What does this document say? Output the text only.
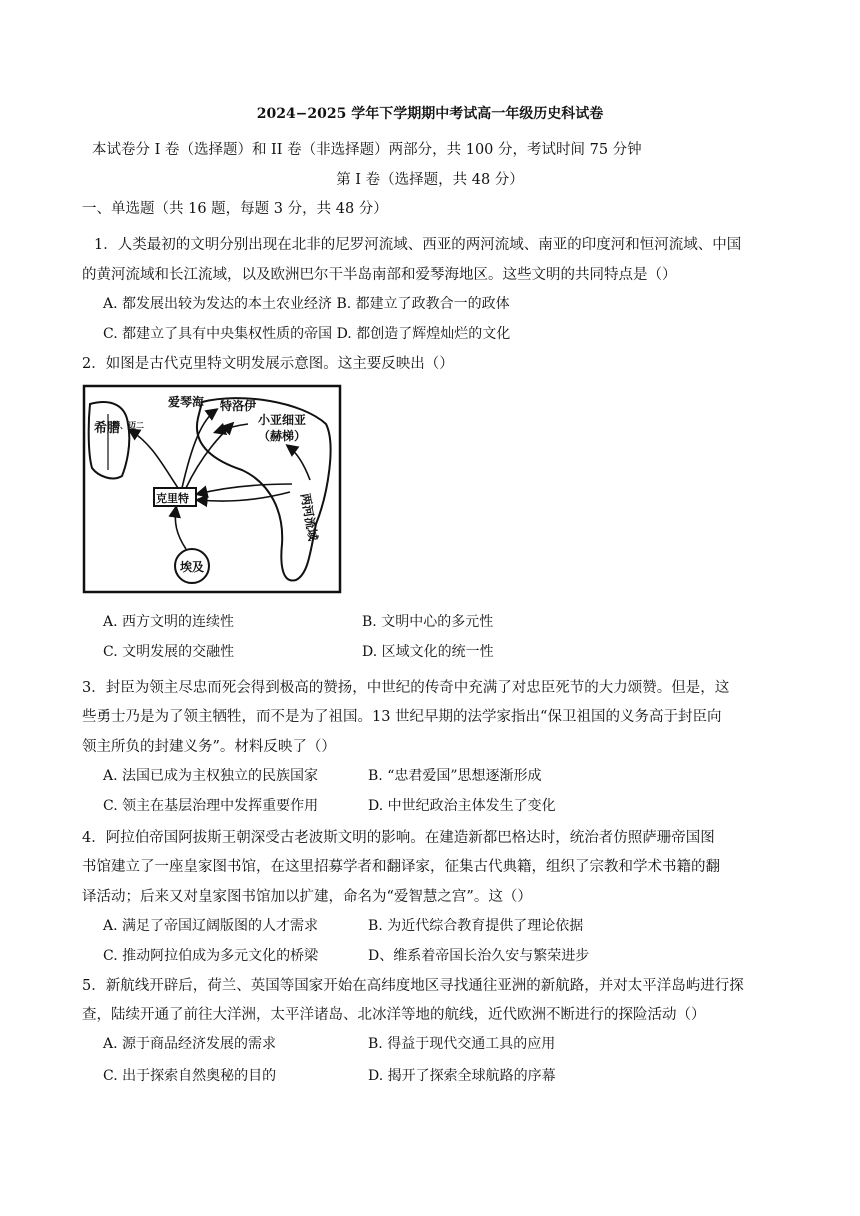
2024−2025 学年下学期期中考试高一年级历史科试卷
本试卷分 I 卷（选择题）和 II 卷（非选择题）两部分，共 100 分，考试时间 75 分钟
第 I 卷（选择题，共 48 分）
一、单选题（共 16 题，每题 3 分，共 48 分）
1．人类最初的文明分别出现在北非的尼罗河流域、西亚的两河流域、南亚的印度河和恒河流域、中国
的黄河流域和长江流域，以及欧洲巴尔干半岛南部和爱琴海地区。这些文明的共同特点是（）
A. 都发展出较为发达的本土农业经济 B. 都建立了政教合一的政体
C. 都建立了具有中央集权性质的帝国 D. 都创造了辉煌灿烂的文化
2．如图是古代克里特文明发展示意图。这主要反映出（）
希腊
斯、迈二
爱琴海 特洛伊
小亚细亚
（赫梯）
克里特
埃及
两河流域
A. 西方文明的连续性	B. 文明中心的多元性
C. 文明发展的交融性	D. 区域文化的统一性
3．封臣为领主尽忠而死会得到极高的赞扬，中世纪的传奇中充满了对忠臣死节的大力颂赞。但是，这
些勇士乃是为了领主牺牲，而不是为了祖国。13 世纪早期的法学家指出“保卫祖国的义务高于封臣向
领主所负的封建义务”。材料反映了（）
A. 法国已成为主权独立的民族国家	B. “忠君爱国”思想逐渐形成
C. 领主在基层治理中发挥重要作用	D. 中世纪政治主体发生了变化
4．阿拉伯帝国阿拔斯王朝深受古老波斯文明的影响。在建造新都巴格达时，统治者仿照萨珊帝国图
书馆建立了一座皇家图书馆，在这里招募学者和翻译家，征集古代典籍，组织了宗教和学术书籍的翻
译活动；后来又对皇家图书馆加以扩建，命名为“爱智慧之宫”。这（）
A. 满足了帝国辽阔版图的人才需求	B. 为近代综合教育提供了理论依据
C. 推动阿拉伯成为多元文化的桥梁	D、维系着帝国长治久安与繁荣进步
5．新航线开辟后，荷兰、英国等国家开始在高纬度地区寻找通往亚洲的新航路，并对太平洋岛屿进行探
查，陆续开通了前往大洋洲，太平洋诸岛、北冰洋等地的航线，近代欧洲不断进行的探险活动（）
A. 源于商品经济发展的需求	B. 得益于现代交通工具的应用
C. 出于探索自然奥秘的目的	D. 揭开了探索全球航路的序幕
-=-=-=-=-
▶ [Aim]: Return each line of the data, keeping its wording exact and omitting pictures.

▶ [Answer for this exercise]:
What does this document say? Output the text only.
2024−2025 学年下学期期中考试高一年级历史科试卷
本试卷分 I 卷（选择题）和 II 卷（非选择题）两部分，共 100 分，考试时间 75 分钟
第 I 卷（选择题，共 48 分）
一、单选题（共 16 题，每题 3 分，共 48 分）
1．人类最初的文明分别出现在北非的尼罗河流域、西亚的两河流域、南亚的印度河和恒河流域、中国
的黄河流域和长江流域，以及欧洲巴尔干半岛南部和爱琴海地区。这些文明的共同特点是（）
A. 都发展出较为发达的本土农业经济 B. 都建立了政教合一的政体
C. 都建立了具有中央集权性质的帝国 D. 都创造了辉煌灿烂的文化
2．如图是古代克里特文明发展示意图。这主要反映出（）
希腊
斯、迈二
爱琴海 特洛伊
小亚细亚
（赫梯）
克里特
埃及
两河流域
A. 西方文明的连续性	B. 文明中心的多元性
C. 文明发展的交融性	D. 区域文化的统一性
3．封臣为领主尽忠而死会得到极高的赞扬，中世纪的传奇中充满了对忠臣死节的大力颂赞。但是，这
些勇士乃是为了领主牺牲，而不是为了祖国。13 世纪早期的法学家指出“保卫祖国的义务高于封臣向
领主所负的封建义务”。材料反映了（）
A. 法国已成为主权独立的民族国家	B. “忠君爱国”思想逐渐形成
C. 领主在基层治理中发挥重要作用	D. 中世纪政治主体发生了变化
4．阿拉伯帝国阿拔斯王朝深受古老波斯文明的影响。在建造新都巴格达时，统治者仿照萨珊帝国图
书馆建立了一座皇家图书馆，在这里招募学者和翻译家，征集古代典籍，组织了宗教和学术书籍的翻
译活动；后来又对皇家图书馆加以扩建，命名为“爱智慧之宫”。这（）
A. 满足了帝国辽阔版图的人才需求	B. 为近代综合教育提供了理论依据
C. 推动阿拉伯成为多元文化的桥梁	D、维系着帝国长治久安与繁荣进步
5．新航线开辟后，荷兰、英国等国家开始在高纬度地区寻找通往亚洲的新航路，并对太平洋岛屿进行探
查，陆续开通了前往大洋洲，太平洋诸岛、北冰洋等地的航线，近代欧洲不断进行的探险活动（）
A. 源于商品经济发展的需求	B. 得益于现代交通工具的应用
C. 出于探索自然奥秘的目的	D. 揭开了探索全球航路的序幕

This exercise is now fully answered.